→ **BLOK TEKS**
+ + + + +

Please, add your self in my guestbook...

Kamis, Maret 27, 2008

Negara Yang "GAGAL"


NEGARA YANG "GAGAL" ?
(Metafora Berita Koran Pagi)

Berita-berita pilu di media masa, mempertegas betapa masih banyak hal yang menjadi PR bagi negara ini. Banyak ironi yang terjadi. Ada berita tentang busung lapar di negeri agraris yang kaya sumberdaya dan kekayaan alam ini. Ada ibu yang membunuh anaknya sendiri lantaran dan beban hidup yang teramat berat hingga tidak bisa diurai dengan logika. Ditiap perempatan jalan di kota-kota besar semakin banyak anak-anak menjual nyanyian iba, menawarkan senandung hidup yang pilu. Dan masih banyak lagi berita yang menyayat hati dan wajah bopeng kita sekaligus!

Menurut para pemikir kita, buruknya taraf hidup ekonomi masyarakat itu bisa menimbulkan penyakit sosial. Jadi, jika banyak berita tentang perampokan, penjambretan, penodongan, tidak lagi mengagetkan kita. (Tapi benarkah itu disebabkan oleh keterdesakan ekonomi? Lalu bagaimana dengan penyakit sosial seperti korupsi yang dilakukan oleh pejabat yang tentu saja tidak dalam keterdesakan ekonomi).

+ + + + +

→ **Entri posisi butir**
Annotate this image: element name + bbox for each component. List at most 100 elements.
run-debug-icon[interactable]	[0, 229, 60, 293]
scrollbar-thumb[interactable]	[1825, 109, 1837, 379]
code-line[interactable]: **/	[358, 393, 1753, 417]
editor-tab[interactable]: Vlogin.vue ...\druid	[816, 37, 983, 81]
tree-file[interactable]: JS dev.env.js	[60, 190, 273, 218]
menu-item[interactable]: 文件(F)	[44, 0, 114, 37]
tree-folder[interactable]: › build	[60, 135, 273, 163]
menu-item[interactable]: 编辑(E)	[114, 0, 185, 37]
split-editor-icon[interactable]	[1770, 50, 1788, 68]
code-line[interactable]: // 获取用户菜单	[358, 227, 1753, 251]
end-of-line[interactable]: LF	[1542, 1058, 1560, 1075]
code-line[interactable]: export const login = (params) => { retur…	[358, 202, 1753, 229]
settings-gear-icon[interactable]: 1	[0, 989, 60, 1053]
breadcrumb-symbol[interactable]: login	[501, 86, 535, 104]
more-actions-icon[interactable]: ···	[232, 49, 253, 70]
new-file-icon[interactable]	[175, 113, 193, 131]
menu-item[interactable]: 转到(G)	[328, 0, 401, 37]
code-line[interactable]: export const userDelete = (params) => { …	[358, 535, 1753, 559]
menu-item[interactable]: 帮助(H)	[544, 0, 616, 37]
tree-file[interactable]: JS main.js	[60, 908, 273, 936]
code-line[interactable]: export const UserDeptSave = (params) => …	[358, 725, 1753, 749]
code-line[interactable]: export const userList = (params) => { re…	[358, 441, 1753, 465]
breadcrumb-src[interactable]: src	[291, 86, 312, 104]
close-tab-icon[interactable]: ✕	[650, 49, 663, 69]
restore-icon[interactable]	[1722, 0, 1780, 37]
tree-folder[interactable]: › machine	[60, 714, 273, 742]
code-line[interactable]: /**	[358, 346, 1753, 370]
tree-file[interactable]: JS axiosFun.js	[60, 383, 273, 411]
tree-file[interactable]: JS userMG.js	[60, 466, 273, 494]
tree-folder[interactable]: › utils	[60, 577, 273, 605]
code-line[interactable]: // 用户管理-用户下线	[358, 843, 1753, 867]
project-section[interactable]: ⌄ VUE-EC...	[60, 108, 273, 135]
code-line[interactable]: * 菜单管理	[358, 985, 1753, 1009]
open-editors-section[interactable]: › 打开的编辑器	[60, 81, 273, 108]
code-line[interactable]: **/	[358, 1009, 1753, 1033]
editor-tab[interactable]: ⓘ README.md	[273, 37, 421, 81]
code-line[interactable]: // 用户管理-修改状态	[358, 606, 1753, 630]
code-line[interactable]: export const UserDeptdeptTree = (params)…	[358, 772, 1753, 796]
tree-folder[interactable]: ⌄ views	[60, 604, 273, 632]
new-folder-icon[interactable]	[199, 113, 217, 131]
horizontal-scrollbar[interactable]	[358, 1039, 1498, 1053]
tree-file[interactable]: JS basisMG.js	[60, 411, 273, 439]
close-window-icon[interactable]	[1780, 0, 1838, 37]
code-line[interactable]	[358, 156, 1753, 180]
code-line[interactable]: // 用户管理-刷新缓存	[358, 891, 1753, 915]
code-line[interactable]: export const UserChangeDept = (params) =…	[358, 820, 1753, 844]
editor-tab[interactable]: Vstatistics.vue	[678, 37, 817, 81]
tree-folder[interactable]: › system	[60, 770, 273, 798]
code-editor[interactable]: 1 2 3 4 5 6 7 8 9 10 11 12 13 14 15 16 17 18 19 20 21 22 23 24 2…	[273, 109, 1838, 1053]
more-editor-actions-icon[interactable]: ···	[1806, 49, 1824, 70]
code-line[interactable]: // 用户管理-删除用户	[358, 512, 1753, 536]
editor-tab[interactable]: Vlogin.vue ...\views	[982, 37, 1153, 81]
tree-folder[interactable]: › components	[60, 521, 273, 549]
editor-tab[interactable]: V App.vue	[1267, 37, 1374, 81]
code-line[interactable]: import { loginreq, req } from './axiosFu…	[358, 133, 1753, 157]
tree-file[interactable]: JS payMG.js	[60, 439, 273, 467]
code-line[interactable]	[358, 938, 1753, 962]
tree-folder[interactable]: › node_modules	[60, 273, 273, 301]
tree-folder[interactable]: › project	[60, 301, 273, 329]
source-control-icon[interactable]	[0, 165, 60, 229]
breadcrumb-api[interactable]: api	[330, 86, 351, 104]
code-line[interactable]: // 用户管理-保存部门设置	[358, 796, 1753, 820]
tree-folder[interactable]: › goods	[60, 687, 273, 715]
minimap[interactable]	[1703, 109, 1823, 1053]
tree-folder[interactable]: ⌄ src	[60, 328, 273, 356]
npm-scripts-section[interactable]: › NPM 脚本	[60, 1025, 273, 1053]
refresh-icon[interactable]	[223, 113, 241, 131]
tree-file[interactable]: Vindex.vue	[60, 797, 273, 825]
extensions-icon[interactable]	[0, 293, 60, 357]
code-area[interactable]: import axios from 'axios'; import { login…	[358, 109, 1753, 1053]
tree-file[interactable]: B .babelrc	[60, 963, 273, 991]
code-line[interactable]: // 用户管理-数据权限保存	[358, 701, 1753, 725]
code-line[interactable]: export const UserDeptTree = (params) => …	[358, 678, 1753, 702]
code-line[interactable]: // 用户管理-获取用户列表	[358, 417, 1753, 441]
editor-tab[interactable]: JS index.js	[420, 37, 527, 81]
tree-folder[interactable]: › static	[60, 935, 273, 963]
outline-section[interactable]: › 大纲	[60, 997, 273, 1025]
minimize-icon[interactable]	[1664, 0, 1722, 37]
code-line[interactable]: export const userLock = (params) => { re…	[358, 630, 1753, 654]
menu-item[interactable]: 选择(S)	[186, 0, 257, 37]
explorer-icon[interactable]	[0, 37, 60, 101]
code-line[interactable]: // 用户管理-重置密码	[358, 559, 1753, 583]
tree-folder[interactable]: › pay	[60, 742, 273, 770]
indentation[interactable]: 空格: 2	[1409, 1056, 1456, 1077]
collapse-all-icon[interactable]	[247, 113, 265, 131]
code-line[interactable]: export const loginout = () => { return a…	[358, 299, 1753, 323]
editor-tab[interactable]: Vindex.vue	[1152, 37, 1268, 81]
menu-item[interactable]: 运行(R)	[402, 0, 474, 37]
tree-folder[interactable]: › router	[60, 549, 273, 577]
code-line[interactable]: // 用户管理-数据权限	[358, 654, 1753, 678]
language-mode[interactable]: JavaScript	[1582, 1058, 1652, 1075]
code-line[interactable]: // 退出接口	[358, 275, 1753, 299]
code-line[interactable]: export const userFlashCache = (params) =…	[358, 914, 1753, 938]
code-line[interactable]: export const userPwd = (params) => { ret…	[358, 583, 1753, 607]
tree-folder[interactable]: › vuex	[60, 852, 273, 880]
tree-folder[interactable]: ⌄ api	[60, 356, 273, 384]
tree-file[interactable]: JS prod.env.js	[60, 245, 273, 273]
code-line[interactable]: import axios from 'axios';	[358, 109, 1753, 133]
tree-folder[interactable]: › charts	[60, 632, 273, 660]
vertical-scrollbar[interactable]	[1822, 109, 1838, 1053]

+ + + + +

→ **PETUNJUK**
Tulis lagi bagian tulisan tentang negara yang gagal, dimulai dari "Kamis, Maret 27, 2008" dan diakhiri pada "bopeng kita sekaligus!", dengan mengganti "busung lapar" menjadi "gizi buruk".

→ **JAWABAN TERTULIS**
Kamis, Maret 27, 2008

Negara Yang "GAGAL"


NEGARA YANG "GAGAL" ?
(Metafora Berita Koran Pagi)

Berita-berita pilu di media masa, mempertegas betapa masih banyak hal yang menjadi PR bagi negara ini. Banyak ironi yang terjadi. Ada berita tentang gizi buruk di negeri agraris yang kaya sumberdaya dan kekayaan alam ini. Ada ibu yang membunuh anaknya sendiri lantaran dan beban hidup yang teramat berat hingga tidak bisa diurai dengan logika. Ditiap perempatan jalan di kota-kota besar semakin banyak anak-anak menjual nyanyian iba, menawarkan senandung hidup yang pilu. Dan masih banyak lagi berita yang menyayat hati dan wajah bopeng kita sekaligus!